#### ENTRIES

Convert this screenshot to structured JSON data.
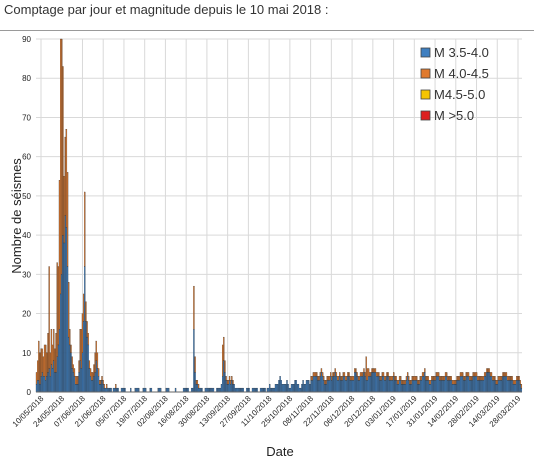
{
  "header": {
    "title": "Comptage par jour et magnitude depuis le 10 mai 2018 :"
  },
  "colors": {
    "m35_40": "#3f7fc0",
    "m40_45": "#e07a2e",
    "m45_50": "#f5c400",
    "m50": "#dd1f1f",
    "grid": "#d9d9d9",
    "bar_outline": "#1a1a1a"
  },
  "chart_data": {
    "type": "bar",
    "stacked": true,
    "title": "Comptage par jour et magnitude depuis le 10 mai 2018 :",
    "xlabel": "Date",
    "ylabel": "Nombre de séismes",
    "ylim": [
      0,
      90
    ],
    "yticks": [
      0,
      10,
      20,
      30,
      40,
      50,
      60,
      70,
      80,
      90
    ],
    "grid": true,
    "legend_position": "top-right",
    "x_tick_labels": [
      "10/05/2018",
      "24/05/2018",
      "07/06/2018",
      "21/06/2018",
      "05/07/2018",
      "19/07/2018",
      "02/08/2018",
      "16/08/2018",
      "30/08/2018",
      "13/09/2018",
      "27/09/2018",
      "11/10/2018",
      "25/10/2018",
      "08/11/2018",
      "22/11/2018",
      "06/12/2018",
      "20/12/2018",
      "03/01/2019",
      "17/01/2019",
      "31/01/2019",
      "14/02/2019",
      "28/02/2019",
      "14/03/2019",
      "28/03/2019"
    ],
    "series": [
      {
        "name": "M 3.5-4.0",
        "color": "#3f7fc0",
        "values": [
          2,
          3,
          3,
          2,
          4,
          5,
          4,
          4,
          3,
          4,
          5,
          6,
          4,
          7,
          6,
          8,
          5,
          5,
          9,
          12,
          16,
          25,
          30,
          40,
          38,
          45,
          42,
          32,
          14,
          12,
          10,
          6,
          5,
          4,
          2,
          2,
          2,
          5,
          8,
          6,
          10,
          18,
          32,
          18,
          14,
          12,
          6,
          4,
          3,
          3,
          4,
          5,
          8,
          6,
          4,
          2,
          2,
          3,
          2,
          1,
          1,
          1,
          1,
          1,
          1,
          1,
          0,
          1,
          1,
          1,
          1,
          1,
          0,
          0,
          1,
          1,
          1,
          1,
          0,
          0,
          0,
          0,
          1,
          0,
          0,
          0,
          1,
          1,
          1,
          1,
          0,
          0,
          0,
          1,
          1,
          1,
          0,
          0,
          0,
          1,
          1,
          0,
          0,
          0,
          0,
          0,
          1,
          1,
          1,
          0,
          0,
          0,
          0,
          1,
          1,
          1,
          0,
          0,
          0,
          0,
          0,
          1,
          0,
          0,
          0,
          0,
          0,
          0,
          1,
          1,
          1,
          1,
          1,
          0,
          0,
          1,
          1,
          16,
          5,
          2,
          2,
          1,
          1,
          1,
          1,
          0,
          0,
          1,
          1,
          1,
          1,
          1,
          1,
          1,
          1,
          0,
          0,
          1,
          1,
          1,
          1,
          2,
          4,
          8,
          5,
          3,
          2,
          2,
          3,
          2,
          3,
          2,
          2,
          1,
          1,
          1,
          1,
          1,
          1,
          1,
          1,
          0,
          0,
          1,
          1,
          1,
          0,
          0,
          1,
          1,
          1,
          1,
          1,
          0,
          0,
          1,
          1,
          1,
          1,
          1,
          0,
          1,
          1,
          2,
          1,
          1,
          1,
          1,
          2,
          2,
          2,
          3,
          4,
          3,
          2,
          2,
          2,
          2,
          3,
          2,
          1,
          1,
          2,
          2,
          2,
          3,
          3,
          2,
          2,
          1,
          1,
          2,
          3,
          2,
          2,
          3,
          3,
          3,
          2,
          3,
          3,
          4,
          4,
          4,
          4,
          3,
          3,
          4,
          5,
          4,
          3,
          2,
          2,
          3,
          3,
          3,
          4,
          3,
          4,
          4,
          5,
          4,
          3,
          3,
          4,
          3,
          3,
          4,
          4,
          3,
          3,
          4,
          4,
          3,
          3,
          3,
          3,
          5,
          5,
          4,
          3,
          3,
          4,
          4,
          4,
          5,
          4,
          3,
          3,
          4,
          4,
          4,
          5,
          5,
          5,
          5,
          4,
          4,
          4,
          3,
          3,
          4,
          4,
          3,
          3,
          4,
          4,
          3,
          3,
          3,
          3,
          4,
          3,
          3,
          2,
          2,
          3,
          3,
          2,
          2,
          2,
          2,
          3,
          4,
          3,
          2,
          2,
          3,
          3,
          3,
          3,
          3,
          2,
          2,
          3,
          3,
          4,
          4,
          5,
          3,
          3,
          3,
          2,
          2,
          3,
          3,
          3,
          3,
          4,
          4,
          4,
          3,
          3,
          3,
          3,
          3,
          4,
          4,
          3,
          3,
          3,
          3,
          2,
          2,
          2,
          2,
          3,
          3,
          3,
          4,
          4,
          4,
          3,
          3,
          4,
          4,
          4,
          3,
          3,
          3,
          4,
          4,
          4,
          4,
          3,
          3,
          3,
          3,
          3,
          3,
          4,
          4,
          5,
          5,
          5,
          4,
          4,
          3,
          3,
          3,
          2,
          2,
          3,
          3,
          3,
          3,
          4,
          4,
          4,
          4,
          3,
          3,
          3,
          3,
          3,
          2,
          2,
          2,
          3,
          3,
          3,
          2,
          1
        ]
      },
      {
        "name": "M 4.0-4.5",
        "color": "#e07a2e",
        "values": [
          3,
          5,
          10,
          8,
          7,
          6,
          5,
          8,
          9,
          6,
          10,
          26,
          6,
          9,
          6,
          8,
          6,
          10,
          24,
          20,
          38,
          65,
          60,
          43,
          17,
          20,
          25,
          24,
          14,
          4,
          2,
          3,
          2,
          2,
          2,
          2,
          2,
          3,
          8,
          10,
          10,
          7,
          19,
          5,
          4,
          3,
          2,
          2,
          2,
          2,
          3,
          5,
          5,
          4,
          2,
          1,
          1,
          1,
          1,
          1,
          0,
          1,
          0,
          0,
          0,
          0,
          0,
          0,
          0,
          1,
          0,
          0,
          0,
          0,
          0,
          0,
          0,
          0,
          0,
          0,
          0,
          0,
          0,
          0,
          0,
          0,
          0,
          0,
          0,
          0,
          0,
          0,
          0,
          0,
          0,
          0,
          0,
          0,
          0,
          0,
          0,
          0,
          0,
          0,
          0,
          0,
          0,
          0,
          0,
          0,
          0,
          0,
          0,
          0,
          0,
          0,
          0,
          0,
          0,
          0,
          0,
          0,
          0,
          0,
          0,
          0,
          0,
          0,
          0,
          0,
          0,
          0,
          0,
          0,
          0,
          0,
          0,
          11,
          4,
          1,
          1,
          1,
          0,
          0,
          0,
          0,
          0,
          0,
          0,
          0,
          0,
          0,
          0,
          0,
          0,
          0,
          0,
          0,
          0,
          0,
          0,
          0,
          8,
          6,
          3,
          1,
          1,
          1,
          1,
          1,
          1,
          1,
          0,
          0,
          0,
          0,
          0,
          0,
          0,
          0,
          0,
          0,
          0,
          0,
          0,
          0,
          0,
          0,
          0,
          0,
          0,
          0,
          0,
          0,
          0,
          0,
          0,
          0,
          0,
          0,
          0,
          0,
          0,
          0,
          0,
          0,
          0,
          0,
          0,
          0,
          0,
          0,
          0,
          0,
          0,
          0,
          0,
          0,
          0,
          0,
          0,
          0,
          0,
          0,
          0,
          0,
          0,
          0,
          0,
          0,
          0,
          0,
          0,
          0,
          0,
          0,
          0,
          0,
          0,
          1,
          1,
          1,
          1,
          1,
          1,
          1,
          1,
          1,
          1,
          1,
          1,
          1,
          1,
          1,
          1,
          1,
          1,
          1,
          1,
          1,
          1,
          1,
          1,
          1,
          1,
          1,
          1,
          1,
          1,
          1,
          1,
          1,
          1,
          1,
          1,
          1,
          1,
          1,
          1,
          1,
          1,
          1,
          1,
          1,
          1,
          1,
          1,
          6,
          3,
          2,
          1,
          1,
          1,
          1,
          1,
          1,
          1,
          1,
          1,
          1,
          1,
          1,
          1,
          1,
          1,
          1,
          1,
          1,
          1,
          1,
          1,
          1,
          1,
          1,
          1,
          1,
          1,
          1,
          1,
          1,
          1,
          1,
          1,
          1,
          1,
          1,
          1,
          1,
          1,
          1,
          1,
          1,
          1,
          1,
          1,
          1,
          1,
          1,
          1,
          1,
          1,
          1,
          1,
          1,
          1,
          1,
          1,
          1,
          1,
          1,
          1,
          1,
          1,
          1,
          1,
          1,
          1,
          1,
          1,
          1,
          1,
          1,
          1,
          1,
          1,
          1,
          1,
          1,
          1,
          1,
          1,
          1,
          1,
          1,
          1,
          1,
          1,
          1,
          1,
          1,
          1,
          1,
          1,
          1,
          1,
          1,
          1,
          1,
          1,
          1,
          1,
          1,
          1,
          1,
          1,
          1,
          1,
          1,
          1,
          1,
          1,
          1,
          1,
          1,
          1,
          1,
          1,
          1,
          1,
          1,
          1,
          1,
          1,
          1,
          1,
          1,
          1,
          1,
          1,
          1,
          1,
          1,
          1,
          1,
          1,
          1,
          1,
          1,
          1,
          1,
          1,
          1,
          1,
          1,
          1
        ]
      },
      {
        "name": "M4.5-5.0",
        "color": "#f5c400",
        "values": []
      },
      {
        "name": "M >5.0",
        "color": "#dd1f1f",
        "values": []
      }
    ]
  }
}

########

* **THE TASK**
Copy out every line of the data that includes the word "jour".

* **OUTPUT OF THE TASK**
    "title": "Comptage par jour et magnitude depuis le 10 mai 2018 :"
    "title": "Comptage par jour et magnitude depuis le 10 mai 2018 :",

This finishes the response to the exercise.